吴恩达机器学习代码及相关知识点总结--ex3(1.神经网络)
作者:互联网
python矩阵乘积运算(multiply/maumul/*/@)解析
1.加载数据
def load_data(path,transpose=True):
data=sio.loadmat(path)
y=data.get("y")#before reshape:(5000, 1)
y=y.reshape(y.shape[0])
X=data.get("X")#(5000,400),(400,)
if transpose:
#向量化,让每列为一个样本变为每行是一个样本?
X=np.array([im.reshape((20,20)).T for im in X])
X=np.array([im.reshape(400) for im in X])#将样本展开为原来的(400,)
return X,y
X, y = load_data('code/ex3-neural network/ex3data1.mat')
print(X.shape)
print(y.shape)
(5000, 400)
(5000,)
2.画图
def plot_an_image(image):
fig,ax=plt.subplots(figsize=(1,1))
ax.matshow(image.reshape((20, 20)), cmap=matplotlib.cm.binary)
plt.xticks(np.array([])) # just get rid of ticks去除刻标
plt.yticks(np.array([]))

文档版面检测数据

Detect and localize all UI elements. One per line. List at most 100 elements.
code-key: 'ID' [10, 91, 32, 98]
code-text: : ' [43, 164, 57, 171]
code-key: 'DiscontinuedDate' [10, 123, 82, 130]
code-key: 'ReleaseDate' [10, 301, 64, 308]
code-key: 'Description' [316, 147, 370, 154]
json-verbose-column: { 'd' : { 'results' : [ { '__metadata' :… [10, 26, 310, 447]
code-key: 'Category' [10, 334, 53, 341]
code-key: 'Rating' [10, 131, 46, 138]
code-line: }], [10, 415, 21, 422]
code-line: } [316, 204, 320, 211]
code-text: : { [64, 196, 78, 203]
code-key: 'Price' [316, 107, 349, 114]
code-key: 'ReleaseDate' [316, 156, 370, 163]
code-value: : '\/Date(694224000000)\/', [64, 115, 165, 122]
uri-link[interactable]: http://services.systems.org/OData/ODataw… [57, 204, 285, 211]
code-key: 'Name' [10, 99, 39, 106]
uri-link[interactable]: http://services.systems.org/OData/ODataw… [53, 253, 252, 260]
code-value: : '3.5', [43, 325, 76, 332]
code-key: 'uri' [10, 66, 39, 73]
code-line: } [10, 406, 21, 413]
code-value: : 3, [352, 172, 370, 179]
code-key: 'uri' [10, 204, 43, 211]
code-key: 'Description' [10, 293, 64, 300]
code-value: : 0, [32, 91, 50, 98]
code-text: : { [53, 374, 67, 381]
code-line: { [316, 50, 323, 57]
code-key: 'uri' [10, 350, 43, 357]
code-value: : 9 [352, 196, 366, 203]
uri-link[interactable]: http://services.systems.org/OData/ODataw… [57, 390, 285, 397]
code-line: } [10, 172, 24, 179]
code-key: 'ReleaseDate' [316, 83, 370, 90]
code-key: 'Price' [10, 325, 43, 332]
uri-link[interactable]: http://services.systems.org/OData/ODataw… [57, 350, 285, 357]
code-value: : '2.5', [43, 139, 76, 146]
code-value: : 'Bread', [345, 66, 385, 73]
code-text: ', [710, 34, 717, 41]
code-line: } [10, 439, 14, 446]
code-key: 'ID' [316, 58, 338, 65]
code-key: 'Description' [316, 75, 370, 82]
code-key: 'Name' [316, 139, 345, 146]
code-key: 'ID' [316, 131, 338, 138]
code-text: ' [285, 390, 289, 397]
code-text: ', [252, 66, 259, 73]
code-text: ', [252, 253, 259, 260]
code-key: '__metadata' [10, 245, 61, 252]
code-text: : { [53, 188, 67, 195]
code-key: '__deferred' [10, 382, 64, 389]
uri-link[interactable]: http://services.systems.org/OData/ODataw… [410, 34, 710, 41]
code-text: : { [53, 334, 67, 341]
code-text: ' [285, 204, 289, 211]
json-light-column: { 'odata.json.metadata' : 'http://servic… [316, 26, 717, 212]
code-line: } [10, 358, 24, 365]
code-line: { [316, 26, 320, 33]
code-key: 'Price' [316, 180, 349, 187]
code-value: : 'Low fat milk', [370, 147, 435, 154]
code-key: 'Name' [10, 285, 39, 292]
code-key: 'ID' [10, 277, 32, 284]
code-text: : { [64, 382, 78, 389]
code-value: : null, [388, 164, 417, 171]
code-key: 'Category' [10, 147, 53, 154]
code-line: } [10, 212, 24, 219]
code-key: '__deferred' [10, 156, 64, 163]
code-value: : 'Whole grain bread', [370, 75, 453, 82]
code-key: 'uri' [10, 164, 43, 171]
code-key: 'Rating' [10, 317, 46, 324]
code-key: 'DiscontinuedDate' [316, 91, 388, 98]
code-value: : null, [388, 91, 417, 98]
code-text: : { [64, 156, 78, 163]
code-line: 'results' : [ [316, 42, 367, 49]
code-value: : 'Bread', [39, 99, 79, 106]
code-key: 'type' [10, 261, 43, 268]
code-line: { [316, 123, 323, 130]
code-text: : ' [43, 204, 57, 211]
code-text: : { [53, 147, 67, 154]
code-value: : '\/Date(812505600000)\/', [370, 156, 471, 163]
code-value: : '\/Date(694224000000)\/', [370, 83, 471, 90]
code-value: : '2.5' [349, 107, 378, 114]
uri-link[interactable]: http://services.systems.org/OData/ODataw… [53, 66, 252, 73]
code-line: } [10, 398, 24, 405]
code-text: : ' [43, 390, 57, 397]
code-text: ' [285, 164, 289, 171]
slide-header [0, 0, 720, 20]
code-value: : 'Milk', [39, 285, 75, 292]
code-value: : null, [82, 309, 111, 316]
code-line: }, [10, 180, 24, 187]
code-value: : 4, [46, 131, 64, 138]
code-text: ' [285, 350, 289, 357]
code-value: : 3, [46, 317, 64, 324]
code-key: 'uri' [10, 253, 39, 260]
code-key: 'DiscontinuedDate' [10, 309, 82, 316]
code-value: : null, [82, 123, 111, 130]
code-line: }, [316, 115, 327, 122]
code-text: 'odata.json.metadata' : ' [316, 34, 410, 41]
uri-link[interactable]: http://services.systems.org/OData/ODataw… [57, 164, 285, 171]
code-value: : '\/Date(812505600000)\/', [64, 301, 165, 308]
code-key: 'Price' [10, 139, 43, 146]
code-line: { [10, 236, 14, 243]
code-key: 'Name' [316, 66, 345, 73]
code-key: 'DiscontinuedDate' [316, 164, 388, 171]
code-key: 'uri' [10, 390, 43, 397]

## 要做的事
(A) 根据这篇ex3代码笔记回答下列问题：
(i) load_data 函数用哪个函数读取数据文件？
(ii) 打印出的 X 的形状是什么？
(iii) plot_an_image 函数中 figsize 设为多少？
(B) 抄出这篇ex3代码笔记中的一段原文，从含有“X=np.array([im.reshape(400) for im”的那几个字开始，到“print(y.shape)”为止。
(C) 这篇ex3代码笔记写到最后一行就停了，请从那里往下续写。
以上记录用不到。

## 练习结果
(A)
(i) sio.loadmat
(ii) (5000, 400)
(iii) (1,1)

(B)
X=np.array([im.reshape(400) for im in X])#将样本展开为原来的(400,)
return X,y
X, y = load_data('code/ex3-neural network/ex3data1.mat')
print(X.shape)
print(y.shape)

(C)
pick_one = np.random.randint(0, 5000)
plot_an_image(X[pick_one,:])
plt.show()
print('this should be {}'.format(y[pick_one]))
- matplotlib.pyplot.matshow 矩阵可视化,plot a matrix or an array as an image。
- 在matplotlib中ticks表示的是刻度,而刻度有两层意思,一个是刻标(locs),一个是刻度标签(tick labels)。在作图时,x轴y轴都是连续的,所以刻标可以随意指定,就是在连续变量上找寻位置,而刻度标签则可以对应替换:
xticks()返回了两个对象,一个是刻标(locs),另一个是刻度标签
locs, labels = xticks()
def plot_100_image(X):
size=int(np.sqrt(X.shape[1]))
sample_idx=np.random.choice(np.arange(X.shape[0]),100)#在5000个样本里选100个
sample_images=X[sample_idx,:]
fig,ax_array=plt.subplots(nrows=10,ncols=10,sharex=True,sharey=True)
for r in range(10):
for c in range(10):
ax_array[r,c].matshow(sample_images[10*r+c].reshape((size,size)))
plt.xticks(np.array([]))
plt.yticks(np.array([]))
#绘图函数,画100张图片
- np.arange()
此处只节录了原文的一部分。